* Listed records *

+ + +

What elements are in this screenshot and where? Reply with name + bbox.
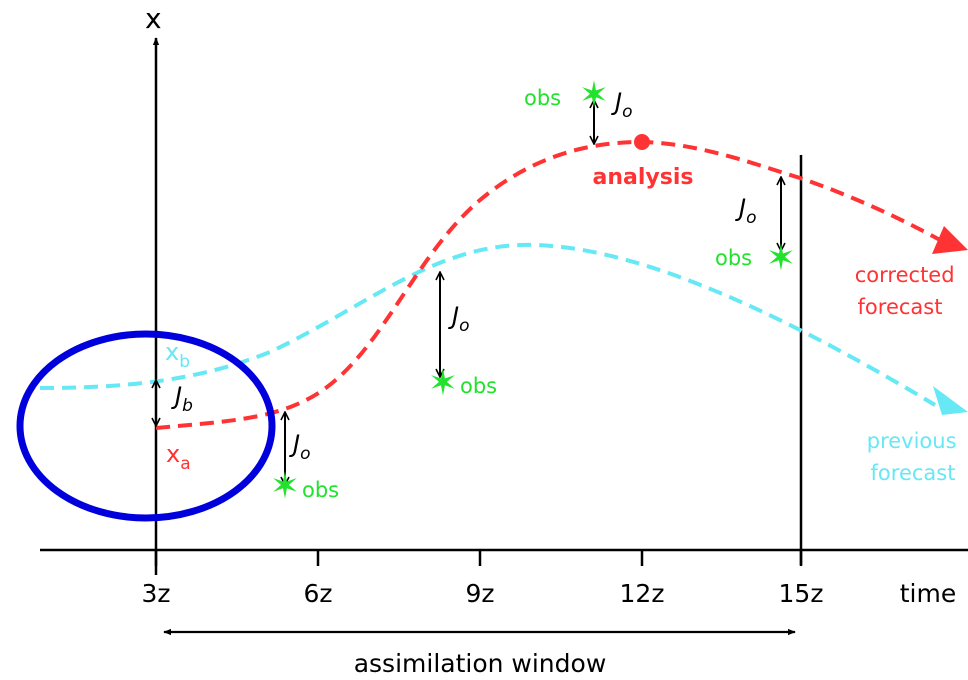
window-label: assimilation window	[354, 649, 607, 678]
corrected-forecast-arrowhead	[932, 226, 968, 254]
previous-forecast-arrowhead	[933, 386, 968, 415]
jo-label: Jo	[448, 302, 469, 336]
time-axis-label: time	[900, 579, 956, 608]
jb-label: Jb	[171, 382, 193, 416]
xa-label: xa	[166, 440, 191, 474]
obs-star-icon: ✶	[428, 363, 458, 404]
obs-star-icon: ✶	[766, 238, 796, 279]
highlight-ellipse	[16, 330, 276, 522]
jo-label: Jo	[289, 430, 310, 464]
tick-label: 15z	[779, 579, 824, 608]
previous-forecast-curve	[39, 242, 937, 407]
y-axis-label: x	[145, 2, 162, 35]
previous-forecast-label: previous forecast	[867, 429, 963, 485]
obs-label: obs	[302, 478, 339, 502]
obs-star-icon: ✶	[579, 75, 609, 116]
obs-label: obs	[524, 86, 561, 110]
jo-label: Jo	[611, 88, 632, 122]
analysis-point-icon	[634, 134, 650, 150]
tick-label: 3z	[141, 579, 170, 608]
corrected-forecast-label: corrected forecast	[855, 263, 961, 319]
tick-label: 6z	[303, 579, 332, 608]
xb-label: xb	[165, 338, 190, 372]
tick-label: 12z	[620, 579, 665, 608]
obs-star-icon: ✶	[270, 466, 300, 507]
corrected-forecast-curve	[155, 139, 941, 430]
jo-label: Jo	[735, 194, 756, 228]
tick-label: 9z	[465, 579, 494, 608]
obs-label: obs	[460, 374, 497, 398]
obs-label: obs	[715, 246, 752, 270]
analysis-label: analysis	[593, 165, 694, 190]
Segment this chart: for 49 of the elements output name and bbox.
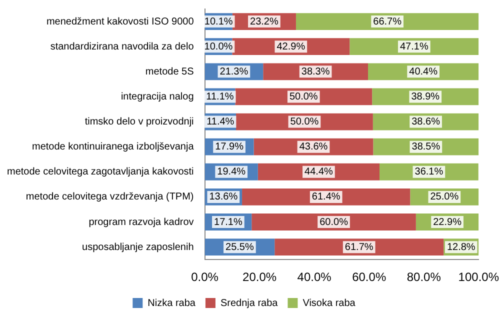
data-label: 38.6%	[412, 116, 440, 128]
data-label: 43.6%	[299, 142, 328, 153]
data-label: 38.3%	[301, 66, 330, 78]
data-label: 38.5%	[412, 142, 440, 153]
x-tick-label: 80.0%	[406, 270, 442, 284]
x-tick-label: 60.0%	[352, 270, 386, 284]
data-label: 44.4%	[304, 166, 333, 178]
data-label: 21.3%	[220, 66, 248, 78]
y-tick-label: usposabljanje zaposlenih	[82, 242, 194, 253]
data-label: 36.1%	[414, 166, 444, 178]
data-label: 11.4%	[206, 116, 234, 128]
x-tick-label: 40.0%	[297, 270, 332, 284]
data-label: 60.0%	[320, 216, 348, 228]
y-tick-label: menedžment kakovosti ISO 9000	[46, 16, 194, 28]
x-tick-label: 20.0%	[242, 270, 277, 284]
y-tick-label: metode celovitega vzdrževanja (TPM)	[26, 192, 194, 203]
data-label: 12.8%	[446, 242, 476, 253]
y-tick-label: program razvoja kadrov	[88, 216, 194, 228]
data-label: 47.1%	[400, 41, 428, 52]
legend-label: Srednja raba	[220, 298, 278, 309]
y-tick-label: timsko delo v proizvodnji	[84, 116, 194, 128]
data-label: 10.0%	[204, 41, 233, 52]
data-label: 50.0%	[289, 91, 318, 102]
data-label: 19.4%	[217, 166, 246, 178]
y-tick-label: metode celovitega zagotavljanja kakovosti	[6, 166, 194, 178]
data-label: 40.4%	[409, 66, 438, 78]
data-label: 42.9%	[276, 41, 306, 52]
data-label: 23.2%	[250, 16, 278, 28]
data-label: 13.6%	[209, 192, 238, 203]
data-label: 25.0%	[430, 192, 459, 203]
y-tick-label: metode 5S	[145, 66, 194, 78]
data-label: 10.1%	[204, 16, 233, 28]
x-tick-label: 0.0%	[191, 270, 219, 284]
y-tick-label: integracija nalog	[120, 91, 194, 102]
data-label: 61.7%	[344, 242, 374, 253]
data-label: 66.7%	[373, 16, 402, 28]
legend-label: Nizka raba	[148, 298, 196, 309]
data-label: 50.0%	[290, 116, 319, 128]
data-label: 17.1%	[214, 216, 242, 228]
data-label: 38.9%	[411, 91, 440, 102]
legend-label: Visoka raba	[302, 298, 356, 309]
data-label: 11.1%	[206, 91, 234, 102]
data-label: 22.9%	[433, 216, 462, 228]
y-tick-label: standardizirana navodila za delo	[50, 41, 194, 52]
data-label: 61.4%	[312, 192, 340, 203]
data-label: 17.9%	[215, 142, 244, 153]
x-tick-label: 100.0%	[458, 270, 500, 284]
data-label: 25.5%	[226, 242, 254, 253]
y-tick-label: metode kontinuiranega izboljševanja	[32, 142, 194, 153]
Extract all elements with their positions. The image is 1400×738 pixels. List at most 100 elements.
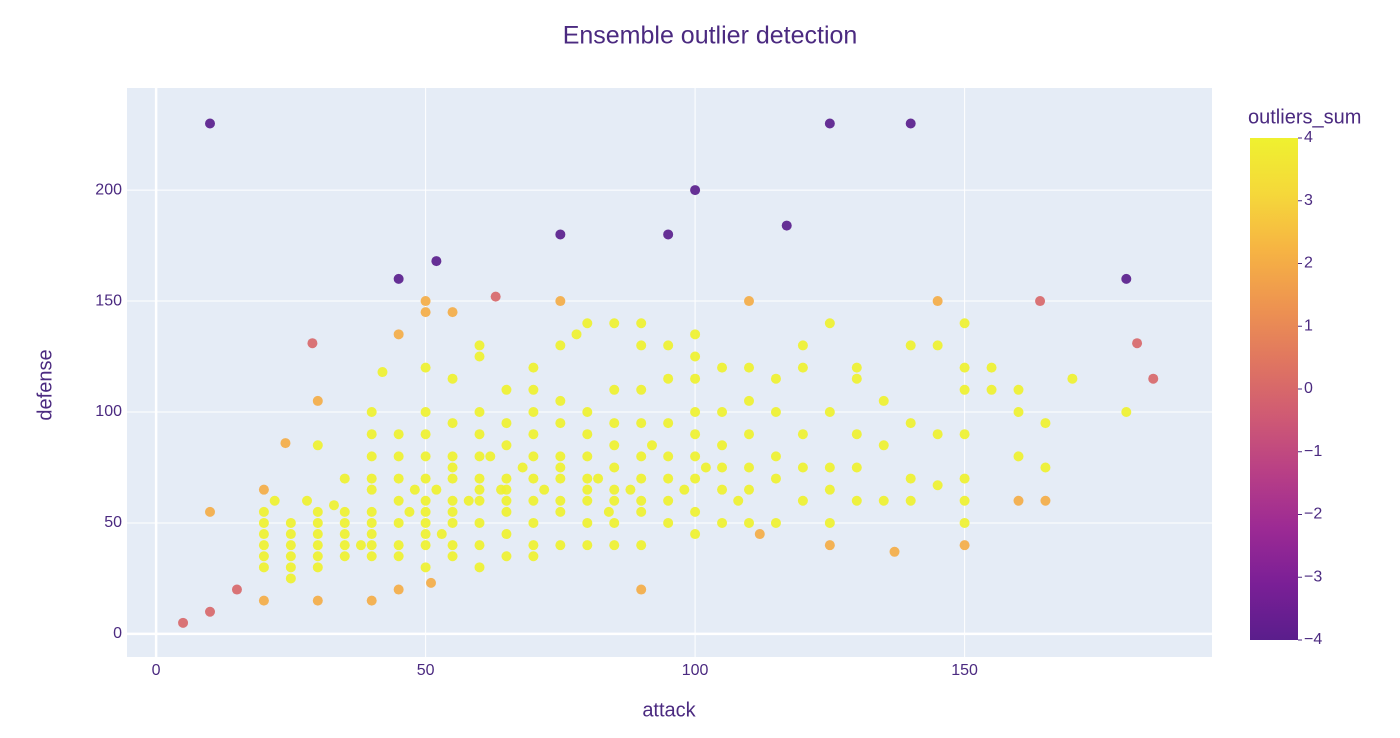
point bbox=[636, 451, 647, 462]
point bbox=[501, 384, 512, 395]
colorbar-tick-label: −2 bbox=[1304, 506, 1322, 523]
point bbox=[420, 451, 431, 462]
point bbox=[312, 395, 323, 406]
x-tick-label: 150 bbox=[951, 662, 978, 679]
point bbox=[447, 495, 458, 506]
x-tick-label: 50 bbox=[417, 662, 435, 679]
point bbox=[932, 480, 943, 491]
point bbox=[770, 473, 781, 484]
point bbox=[663, 517, 674, 528]
point bbox=[393, 495, 404, 506]
point bbox=[609, 495, 620, 506]
point bbox=[959, 495, 970, 506]
point bbox=[824, 540, 835, 551]
point bbox=[571, 329, 582, 340]
point bbox=[474, 473, 485, 484]
point bbox=[555, 229, 566, 240]
point bbox=[636, 473, 647, 484]
point bbox=[420, 562, 431, 573]
point bbox=[285, 529, 296, 540]
point bbox=[393, 429, 404, 440]
point bbox=[959, 517, 970, 528]
point bbox=[754, 529, 765, 540]
point bbox=[420, 307, 431, 318]
colorbar-tick-label: 3 bbox=[1304, 192, 1313, 209]
point bbox=[258, 595, 269, 606]
colorbar-tick-label: 2 bbox=[1304, 255, 1313, 272]
point bbox=[285, 551, 296, 562]
point bbox=[582, 429, 593, 440]
point bbox=[258, 484, 269, 495]
colorbar-tick-label: −4 bbox=[1304, 631, 1322, 648]
point bbox=[1121, 407, 1132, 418]
colorbar-tick-label: −3 bbox=[1304, 568, 1322, 585]
point bbox=[474, 429, 485, 440]
point bbox=[312, 529, 323, 540]
point bbox=[744, 362, 755, 373]
point bbox=[485, 451, 496, 462]
point bbox=[501, 418, 512, 429]
point bbox=[636, 584, 647, 595]
colorbar-tick-label: −1 bbox=[1304, 443, 1322, 460]
point bbox=[625, 484, 636, 495]
point bbox=[609, 462, 620, 473]
point bbox=[582, 473, 593, 484]
point bbox=[717, 440, 728, 451]
point bbox=[690, 185, 701, 196]
point bbox=[393, 451, 404, 462]
point bbox=[285, 562, 296, 573]
point bbox=[959, 473, 970, 484]
point bbox=[905, 473, 916, 484]
point bbox=[393, 517, 404, 528]
point bbox=[447, 473, 458, 484]
point bbox=[609, 440, 620, 451]
point bbox=[555, 395, 566, 406]
point bbox=[851, 429, 862, 440]
point bbox=[420, 517, 431, 528]
point bbox=[582, 517, 593, 528]
colorbar-tick-label: 4 bbox=[1304, 129, 1313, 146]
point bbox=[744, 484, 755, 495]
point bbox=[528, 495, 539, 506]
point bbox=[420, 429, 431, 440]
point bbox=[205, 506, 216, 517]
point bbox=[636, 318, 647, 329]
point bbox=[663, 451, 674, 462]
point bbox=[528, 473, 539, 484]
point bbox=[366, 429, 377, 440]
point bbox=[431, 484, 442, 495]
point bbox=[905, 418, 916, 429]
point bbox=[797, 495, 808, 506]
y-tick-label: 200 bbox=[95, 181, 122, 198]
y-tick-label: 150 bbox=[95, 292, 122, 309]
point bbox=[339, 473, 350, 484]
point bbox=[770, 451, 781, 462]
point bbox=[744, 462, 755, 473]
point bbox=[959, 429, 970, 440]
point bbox=[717, 484, 728, 495]
point bbox=[851, 373, 862, 384]
point bbox=[555, 462, 566, 473]
point bbox=[431, 256, 442, 267]
point bbox=[528, 517, 539, 528]
point bbox=[1121, 273, 1132, 284]
point bbox=[636, 340, 647, 351]
point bbox=[339, 517, 350, 528]
point bbox=[744, 517, 755, 528]
point bbox=[436, 529, 447, 540]
point bbox=[663, 229, 674, 240]
point bbox=[517, 462, 528, 473]
point bbox=[258, 517, 269, 528]
point bbox=[501, 495, 512, 506]
point bbox=[717, 517, 728, 528]
point bbox=[366, 407, 377, 418]
point bbox=[690, 529, 701, 540]
point bbox=[474, 495, 485, 506]
point bbox=[501, 529, 512, 540]
point bbox=[474, 451, 485, 462]
point bbox=[770, 517, 781, 528]
point bbox=[555, 340, 566, 351]
point bbox=[700, 462, 711, 473]
point bbox=[312, 540, 323, 551]
point bbox=[932, 429, 943, 440]
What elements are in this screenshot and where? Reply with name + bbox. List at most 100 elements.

+ + +

* Given exercise *
Could you print the listing from the line containing "649, 607, 678]" up to and including the line containing "338, 190, 372]", reproducing each line verbatim?

* Exercise answer *
window-label: assimilation window	[354, 649, 607, 678]
corrected-forecast-arrowhead	[932, 226, 968, 254]
previous-forecast-arrowhead	[933, 386, 968, 415]
jo-label: Jo	[448, 302, 469, 336]
time-axis-label: time	[900, 579, 956, 608]
jb-label: Jb	[171, 382, 193, 416]
xa-label: xa	[166, 440, 191, 474]
obs-star-icon: ✶	[428, 363, 458, 404]
obs-star-icon: ✶	[766, 238, 796, 279]
highlight-ellipse	[16, 330, 276, 522]
jo-label: Jo	[289, 430, 310, 464]
tick-label: 15z	[779, 579, 824, 608]
previous-forecast-curve	[39, 242, 937, 407]
y-axis-label: x	[145, 2, 162, 35]
previous-forecast-label: previous forecast	[867, 429, 963, 485]
obs-label: obs	[302, 478, 339, 502]
obs-star-icon: ✶	[579, 75, 609, 116]
obs-label: obs	[524, 86, 561, 110]
jo-label: Jo	[611, 88, 632, 122]
analysis-point-icon	[634, 134, 650, 150]
tick-label: 3z	[141, 579, 170, 608]
corrected-forecast-label: corrected forecast	[855, 263, 961, 319]
tick-label: 6z	[303, 579, 332, 608]
xb-label: xb	[165, 338, 190, 372]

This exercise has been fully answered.